-- Opening Marker --

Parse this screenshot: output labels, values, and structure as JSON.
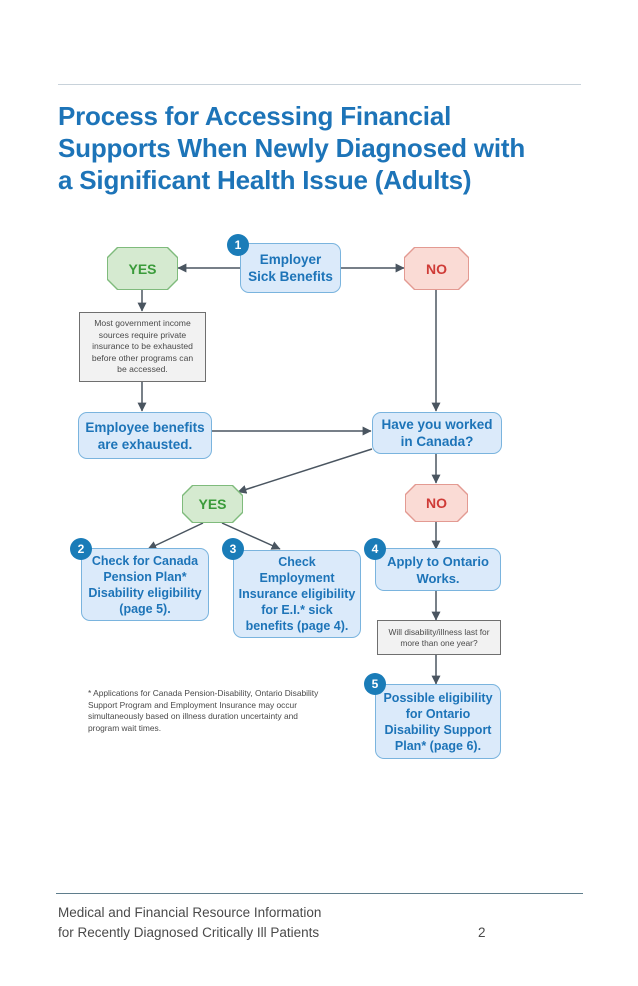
{
  "document": {
    "title_lines": [
      "Process for Accessing Financial",
      "Supports When Newly Diagnosed with",
      "a Significant Health Issue (Adults)"
    ],
    "title_color": "#1d74b8"
  },
  "footer": {
    "line1": "Medical and Financial Resource Information",
    "line2": "for Recently Diagnosed Critically Ill Patients",
    "page_number": "2"
  },
  "flowchart": {
    "type": "flowchart",
    "colors": {
      "process_fill": "#dbeafa",
      "process_border": "#7ab4de",
      "process_text": "#1d74b8",
      "yes_fill": "#d5ead0",
      "yes_text": "#3a9b3a",
      "no_fill": "#fadbd5",
      "no_text": "#cf3b37",
      "note_fill": "#f2f2f2",
      "note_border": "#6f6f6f",
      "badge_fill": "#1a7cb8",
      "connector": "#4a5560"
    },
    "nodes": {
      "employer_sick_benefits": {
        "badge": "1",
        "text": "Employer\nSick Benefits"
      },
      "yes_top": {
        "text": "YES"
      },
      "no_top": {
        "text": "NO"
      },
      "note_private_insurance": {
        "text": "Most government income sources require private insurance to be exhausted before other programs can be accessed."
      },
      "employee_benefits_exhausted": {
        "text": "Employee benefits\nare exhausted."
      },
      "worked_in_canada": {
        "text": "Have you worked\nin Canada?"
      },
      "yes_mid": {
        "text": "YES"
      },
      "no_mid": {
        "text": "NO"
      },
      "cpp_disability": {
        "badge": "2",
        "text": "Check for Canada\nPension Plan*\nDisability eligibility\n(page 5)."
      },
      "employment_insurance": {
        "badge": "3",
        "text": "Check\nEmployment\nInsurance eligibility\nfor E.I.* sick\nbenefits (page 4)."
      },
      "ontario_works": {
        "badge": "4",
        "text": "Apply to Ontario\nWorks."
      },
      "note_one_year": {
        "text": "Will disability/illness last for\nmore than one year?"
      },
      "odsp": {
        "badge": "5",
        "text": "Possible eligibility\nfor Ontario\nDisability Support\nPlan* (page 6)."
      }
    },
    "footnote": "* Applications for Canada Pension-Disability, Ontario Disability Support Program and Employment Insurance may occur simultaneously based on illness duration uncertainty and program wait times.",
    "edges": [
      {
        "from": "employer_sick_benefits",
        "to": "yes_top"
      },
      {
        "from": "employer_sick_benefits",
        "to": "no_top"
      },
      {
        "from": "yes_top",
        "to": "note_private_insurance"
      },
      {
        "from": "note_private_insurance",
        "to": "employee_benefits_exhausted"
      },
      {
        "from": "employee_benefits_exhausted",
        "to": "worked_in_canada"
      },
      {
        "from": "no_top",
        "to": "worked_in_canada"
      },
      {
        "from": "worked_in_canada",
        "to": "yes_mid"
      },
      {
        "from": "worked_in_canada",
        "to": "no_mid"
      },
      {
        "from": "yes_mid",
        "to": "cpp_disability"
      },
      {
        "from": "yes_mid",
        "to": "employment_insurance"
      },
      {
        "from": "no_mid",
        "to": "ontario_works"
      },
      {
        "from": "ontario_works",
        "to": "note_one_year"
      },
      {
        "from": "note_one_year",
        "to": "odsp"
      }
    ]
  }
}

-- Closing Marker --

__WHAT TO DO__
Each entry above should be written out verbatim, minus its pictures.

__TASK ANSWER__
Parse this screenshot: output labels, values, and structure as JSON.
{
  "document": {
    "title_lines": [
      "Process for Accessing Financial",
      "Supports When Newly Diagnosed with",
      "a Significant Health Issue (Adults)"
    ],
    "title_color": "#1d74b8"
  },
  "footer": {
    "line1": "Medical and Financial Resource Information",
    "line2": "for Recently Diagnosed Critically Ill Patients",
    "page_number": "2"
  },
  "flowchart": {
    "type": "flowchart",
    "colors": {
      "process_fill": "#dbeafa",
      "process_border": "#7ab4de",
      "process_text": "#1d74b8",
      "yes_fill": "#d5ead0",
      "yes_text": "#3a9b3a",
      "no_fill": "#fadbd5",
      "no_text": "#cf3b37",
      "note_fill": "#f2f2f2",
      "note_border": "#6f6f6f",
      "badge_fill": "#1a7cb8",
      "connector": "#4a5560"
    },
    "nodes": {
      "employer_sick_benefits": {
        "badge": "1",
        "text": "Employer\nSick Benefits"
      },
      "yes_top": {
        "text": "YES"
      },
      "no_top": {
        "text": "NO"
      },
      "note_private_insurance": {
        "text": "Most government income sources require private insurance to be exhausted before other programs can be accessed."
      },
      "employee_benefits_exhausted": {
        "text": "Employee benefits\nare exhausted."
      },
      "worked_in_canada": {
        "text": "Have you worked\nin Canada?"
      },
      "yes_mid": {
        "text": "YES"
      },
      "no_mid": {
        "text": "NO"
      },
      "cpp_disability": {
        "badge": "2",
        "text": "Check for Canada\nPension Plan*\nDisability eligibility\n(page 5)."
      },
      "employment_insurance": {
        "badge": "3",
        "text": "Check\nEmployment\nInsurance eligibility\nfor E.I.* sick\nbenefits (page 4)."
      },
      "ontario_works": {
        "badge": "4",
        "text": "Apply to Ontario\nWorks."
      },
      "note_one_year": {
        "text": "Will disability/illness last for\nmore than one year?"
      },
      "odsp": {
        "badge": "5",
        "text": "Possible eligibility\nfor Ontario\nDisability Support\nPlan* (page 6)."
      }
    },
    "footnote": "* Applications for Canada Pension-Disability, Ontario Disability Support Program and Employment Insurance may occur simultaneously based on illness duration uncertainty and program wait times.",
    "edges": [
      {
        "from": "employer_sick_benefits",
        "to": "yes_top"
      },
      {
        "from": "employer_sick_benefits",
        "to": "no_top"
      },
      {
        "from": "yes_top",
        "to": "note_private_insurance"
      },
      {
        "from": "note_private_insurance",
        "to": "employee_benefits_exhausted"
      },
      {
        "from": "employee_benefits_exhausted",
        "to": "worked_in_canada"
      },
      {
        "from": "no_top",
        "to": "worked_in_canada"
      },
      {
        "from": "worked_in_canada",
        "to": "yes_mid"
      },
      {
        "from": "worked_in_canada",
        "to": "no_mid"
      },
      {
        "from": "yes_mid",
        "to": "cpp_disability"
      },
      {
        "from": "yes_mid",
        "to": "employment_insurance"
      },
      {
        "from": "no_mid",
        "to": "ontario_works"
      },
      {
        "from": "ontario_works",
        "to": "note_one_year"
      },
      {
        "from": "note_one_year",
        "to": "odsp"
      }
    ]
  }
}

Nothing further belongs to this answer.